**GIVEN PROBLEM:**
Determine the number of lines containing the word "augmentation", and state that figure alone.

-------- EXCERPTED RECORDS --------

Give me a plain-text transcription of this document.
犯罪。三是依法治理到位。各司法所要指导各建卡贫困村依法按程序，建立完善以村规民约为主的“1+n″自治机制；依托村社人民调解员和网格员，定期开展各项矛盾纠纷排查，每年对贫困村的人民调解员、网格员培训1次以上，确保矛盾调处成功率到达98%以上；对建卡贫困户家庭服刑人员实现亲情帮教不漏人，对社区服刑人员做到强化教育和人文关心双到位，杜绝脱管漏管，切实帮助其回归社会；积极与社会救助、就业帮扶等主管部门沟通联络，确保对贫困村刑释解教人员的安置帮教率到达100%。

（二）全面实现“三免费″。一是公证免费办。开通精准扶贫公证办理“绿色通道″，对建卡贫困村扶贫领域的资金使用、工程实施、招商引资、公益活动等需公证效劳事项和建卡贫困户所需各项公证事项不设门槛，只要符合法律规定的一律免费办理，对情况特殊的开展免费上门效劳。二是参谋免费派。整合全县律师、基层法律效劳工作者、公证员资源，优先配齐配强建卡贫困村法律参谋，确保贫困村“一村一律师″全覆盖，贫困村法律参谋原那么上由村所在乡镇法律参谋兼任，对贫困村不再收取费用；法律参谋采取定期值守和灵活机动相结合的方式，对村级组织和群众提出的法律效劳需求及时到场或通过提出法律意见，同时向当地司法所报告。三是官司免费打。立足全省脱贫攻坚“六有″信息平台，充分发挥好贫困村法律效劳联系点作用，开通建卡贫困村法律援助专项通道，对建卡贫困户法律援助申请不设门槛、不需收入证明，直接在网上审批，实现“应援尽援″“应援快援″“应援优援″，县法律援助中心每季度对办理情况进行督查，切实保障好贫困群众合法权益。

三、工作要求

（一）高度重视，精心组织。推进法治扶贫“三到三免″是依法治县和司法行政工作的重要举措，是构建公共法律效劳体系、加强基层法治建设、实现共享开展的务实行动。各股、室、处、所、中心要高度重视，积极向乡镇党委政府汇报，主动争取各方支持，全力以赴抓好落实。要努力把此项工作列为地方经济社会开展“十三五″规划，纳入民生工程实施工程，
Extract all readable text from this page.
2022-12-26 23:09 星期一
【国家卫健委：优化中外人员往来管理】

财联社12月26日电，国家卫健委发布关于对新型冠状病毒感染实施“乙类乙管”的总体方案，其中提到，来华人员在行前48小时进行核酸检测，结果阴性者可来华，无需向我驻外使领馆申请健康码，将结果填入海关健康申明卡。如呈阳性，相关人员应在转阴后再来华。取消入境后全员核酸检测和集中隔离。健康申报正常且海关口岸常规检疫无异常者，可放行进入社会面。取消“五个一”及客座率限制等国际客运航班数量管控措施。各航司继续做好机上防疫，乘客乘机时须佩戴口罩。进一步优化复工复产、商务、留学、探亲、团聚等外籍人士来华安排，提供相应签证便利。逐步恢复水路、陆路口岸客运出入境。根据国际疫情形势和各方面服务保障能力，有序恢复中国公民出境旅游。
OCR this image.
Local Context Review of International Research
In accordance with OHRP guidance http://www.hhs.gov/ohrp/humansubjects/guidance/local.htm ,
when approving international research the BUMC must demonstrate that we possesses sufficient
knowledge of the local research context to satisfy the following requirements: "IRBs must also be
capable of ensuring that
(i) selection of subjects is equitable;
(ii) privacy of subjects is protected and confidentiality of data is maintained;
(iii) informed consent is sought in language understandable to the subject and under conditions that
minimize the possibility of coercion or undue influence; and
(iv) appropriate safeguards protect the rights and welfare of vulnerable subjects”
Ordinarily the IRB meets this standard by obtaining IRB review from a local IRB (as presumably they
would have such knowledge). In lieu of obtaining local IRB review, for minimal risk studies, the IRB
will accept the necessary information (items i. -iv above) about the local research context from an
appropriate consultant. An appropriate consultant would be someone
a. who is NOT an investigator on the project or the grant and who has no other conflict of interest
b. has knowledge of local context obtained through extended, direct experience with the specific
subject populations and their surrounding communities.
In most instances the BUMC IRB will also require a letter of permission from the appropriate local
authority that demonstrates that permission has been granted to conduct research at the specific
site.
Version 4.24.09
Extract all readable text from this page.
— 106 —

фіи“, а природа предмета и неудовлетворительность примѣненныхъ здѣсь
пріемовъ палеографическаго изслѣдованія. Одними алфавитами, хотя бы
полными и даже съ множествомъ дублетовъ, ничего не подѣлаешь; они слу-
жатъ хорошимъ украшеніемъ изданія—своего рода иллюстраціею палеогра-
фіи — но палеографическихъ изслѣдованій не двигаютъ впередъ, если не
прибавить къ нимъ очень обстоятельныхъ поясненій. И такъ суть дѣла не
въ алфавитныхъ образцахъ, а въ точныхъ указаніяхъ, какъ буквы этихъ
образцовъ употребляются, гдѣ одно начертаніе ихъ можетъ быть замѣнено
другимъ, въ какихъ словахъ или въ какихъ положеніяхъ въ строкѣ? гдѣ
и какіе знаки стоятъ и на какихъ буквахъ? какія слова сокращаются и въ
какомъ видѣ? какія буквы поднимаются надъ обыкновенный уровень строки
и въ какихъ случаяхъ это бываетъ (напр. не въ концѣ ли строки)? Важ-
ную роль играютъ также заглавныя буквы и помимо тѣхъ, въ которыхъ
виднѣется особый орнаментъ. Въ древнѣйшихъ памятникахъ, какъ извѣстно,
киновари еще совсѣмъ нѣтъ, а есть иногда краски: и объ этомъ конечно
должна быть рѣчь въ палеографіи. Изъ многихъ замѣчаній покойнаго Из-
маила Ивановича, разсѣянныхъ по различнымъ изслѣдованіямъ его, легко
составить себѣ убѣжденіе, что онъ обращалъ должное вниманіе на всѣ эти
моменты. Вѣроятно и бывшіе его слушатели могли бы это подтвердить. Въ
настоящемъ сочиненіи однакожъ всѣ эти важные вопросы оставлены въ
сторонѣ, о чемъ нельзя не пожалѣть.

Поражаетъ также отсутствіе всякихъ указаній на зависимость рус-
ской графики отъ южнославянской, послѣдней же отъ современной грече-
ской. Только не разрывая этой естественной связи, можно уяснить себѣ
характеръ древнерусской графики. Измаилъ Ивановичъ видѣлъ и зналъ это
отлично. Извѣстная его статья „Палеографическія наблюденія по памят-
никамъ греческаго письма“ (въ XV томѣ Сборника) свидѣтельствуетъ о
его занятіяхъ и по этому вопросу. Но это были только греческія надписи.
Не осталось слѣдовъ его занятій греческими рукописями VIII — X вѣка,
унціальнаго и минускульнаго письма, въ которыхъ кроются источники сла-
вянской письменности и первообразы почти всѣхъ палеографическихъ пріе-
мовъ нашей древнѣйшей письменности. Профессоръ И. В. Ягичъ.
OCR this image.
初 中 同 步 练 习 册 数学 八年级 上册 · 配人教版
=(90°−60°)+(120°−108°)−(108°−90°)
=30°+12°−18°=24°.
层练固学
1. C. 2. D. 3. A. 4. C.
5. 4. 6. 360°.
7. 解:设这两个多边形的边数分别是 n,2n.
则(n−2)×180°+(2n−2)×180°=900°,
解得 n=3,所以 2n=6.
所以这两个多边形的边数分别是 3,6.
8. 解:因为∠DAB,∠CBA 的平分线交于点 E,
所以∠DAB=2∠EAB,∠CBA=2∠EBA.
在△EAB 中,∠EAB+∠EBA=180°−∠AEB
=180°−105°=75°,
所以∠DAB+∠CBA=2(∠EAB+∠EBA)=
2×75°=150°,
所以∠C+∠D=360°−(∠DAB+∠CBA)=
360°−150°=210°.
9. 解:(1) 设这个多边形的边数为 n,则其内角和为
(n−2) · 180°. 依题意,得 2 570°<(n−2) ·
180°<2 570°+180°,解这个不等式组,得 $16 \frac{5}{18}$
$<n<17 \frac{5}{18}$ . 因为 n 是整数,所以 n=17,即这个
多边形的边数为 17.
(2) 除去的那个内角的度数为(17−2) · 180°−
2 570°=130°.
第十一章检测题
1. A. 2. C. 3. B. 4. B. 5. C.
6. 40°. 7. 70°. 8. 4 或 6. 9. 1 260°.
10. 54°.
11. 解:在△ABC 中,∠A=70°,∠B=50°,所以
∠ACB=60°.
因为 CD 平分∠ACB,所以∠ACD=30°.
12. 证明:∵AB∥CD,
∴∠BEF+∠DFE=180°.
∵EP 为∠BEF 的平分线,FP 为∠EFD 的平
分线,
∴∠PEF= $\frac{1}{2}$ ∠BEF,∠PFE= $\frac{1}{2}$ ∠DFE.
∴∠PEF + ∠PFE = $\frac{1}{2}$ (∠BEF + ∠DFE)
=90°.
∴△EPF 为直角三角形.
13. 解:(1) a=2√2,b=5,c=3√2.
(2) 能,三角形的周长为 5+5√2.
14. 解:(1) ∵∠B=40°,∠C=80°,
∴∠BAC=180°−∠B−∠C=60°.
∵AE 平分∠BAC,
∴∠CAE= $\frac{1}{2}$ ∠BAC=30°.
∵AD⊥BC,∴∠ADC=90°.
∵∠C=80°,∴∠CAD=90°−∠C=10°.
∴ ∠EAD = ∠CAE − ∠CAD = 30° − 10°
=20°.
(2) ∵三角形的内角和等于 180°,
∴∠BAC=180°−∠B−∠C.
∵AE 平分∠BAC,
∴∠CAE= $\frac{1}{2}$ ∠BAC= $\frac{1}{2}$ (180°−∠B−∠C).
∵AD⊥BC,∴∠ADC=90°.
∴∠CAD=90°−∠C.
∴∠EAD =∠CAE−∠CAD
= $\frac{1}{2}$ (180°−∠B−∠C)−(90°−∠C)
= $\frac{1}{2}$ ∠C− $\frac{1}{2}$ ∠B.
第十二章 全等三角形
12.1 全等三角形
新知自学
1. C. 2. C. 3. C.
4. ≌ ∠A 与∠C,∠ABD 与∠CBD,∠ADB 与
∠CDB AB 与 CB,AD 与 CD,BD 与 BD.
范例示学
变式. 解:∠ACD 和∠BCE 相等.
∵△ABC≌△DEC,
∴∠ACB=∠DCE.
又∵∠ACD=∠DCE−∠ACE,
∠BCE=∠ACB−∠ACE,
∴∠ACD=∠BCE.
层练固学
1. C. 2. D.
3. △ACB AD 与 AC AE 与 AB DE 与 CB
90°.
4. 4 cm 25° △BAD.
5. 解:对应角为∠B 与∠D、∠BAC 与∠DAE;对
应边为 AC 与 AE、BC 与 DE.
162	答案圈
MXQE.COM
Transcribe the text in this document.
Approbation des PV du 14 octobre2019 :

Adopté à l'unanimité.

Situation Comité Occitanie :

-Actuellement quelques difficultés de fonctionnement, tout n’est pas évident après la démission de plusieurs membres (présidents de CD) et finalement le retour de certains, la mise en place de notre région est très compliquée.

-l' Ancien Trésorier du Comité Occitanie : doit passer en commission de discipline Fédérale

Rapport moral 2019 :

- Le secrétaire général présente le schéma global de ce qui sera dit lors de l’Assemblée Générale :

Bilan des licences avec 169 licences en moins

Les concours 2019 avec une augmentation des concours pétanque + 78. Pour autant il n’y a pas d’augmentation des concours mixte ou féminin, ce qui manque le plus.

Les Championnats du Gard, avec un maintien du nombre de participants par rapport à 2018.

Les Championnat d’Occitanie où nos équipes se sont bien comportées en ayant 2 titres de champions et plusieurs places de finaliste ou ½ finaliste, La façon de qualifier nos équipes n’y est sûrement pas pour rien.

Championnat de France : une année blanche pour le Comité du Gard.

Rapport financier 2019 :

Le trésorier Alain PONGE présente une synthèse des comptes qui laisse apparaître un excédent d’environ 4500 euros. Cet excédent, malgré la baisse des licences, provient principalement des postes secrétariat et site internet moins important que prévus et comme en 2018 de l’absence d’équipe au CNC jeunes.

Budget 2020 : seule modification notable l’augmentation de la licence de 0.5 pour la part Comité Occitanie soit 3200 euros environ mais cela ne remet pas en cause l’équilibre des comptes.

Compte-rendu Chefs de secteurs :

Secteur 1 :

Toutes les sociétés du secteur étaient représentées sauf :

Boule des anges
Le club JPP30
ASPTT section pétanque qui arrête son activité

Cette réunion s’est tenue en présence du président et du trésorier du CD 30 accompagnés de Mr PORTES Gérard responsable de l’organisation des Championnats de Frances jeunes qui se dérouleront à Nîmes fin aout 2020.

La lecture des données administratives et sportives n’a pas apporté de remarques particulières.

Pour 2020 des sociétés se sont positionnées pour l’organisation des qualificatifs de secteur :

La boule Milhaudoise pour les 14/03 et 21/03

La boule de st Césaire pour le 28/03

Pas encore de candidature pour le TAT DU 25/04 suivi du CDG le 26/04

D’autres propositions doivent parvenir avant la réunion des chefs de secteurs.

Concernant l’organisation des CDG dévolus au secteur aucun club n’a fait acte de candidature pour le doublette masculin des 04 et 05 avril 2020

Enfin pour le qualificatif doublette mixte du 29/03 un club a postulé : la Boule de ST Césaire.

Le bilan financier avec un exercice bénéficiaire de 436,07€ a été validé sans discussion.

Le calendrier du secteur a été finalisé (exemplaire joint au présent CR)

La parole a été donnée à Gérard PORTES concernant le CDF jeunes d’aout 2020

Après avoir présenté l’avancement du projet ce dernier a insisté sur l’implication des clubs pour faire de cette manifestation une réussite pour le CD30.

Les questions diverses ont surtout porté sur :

--------

**RESPONSE TO THIS EXERCISE:**
2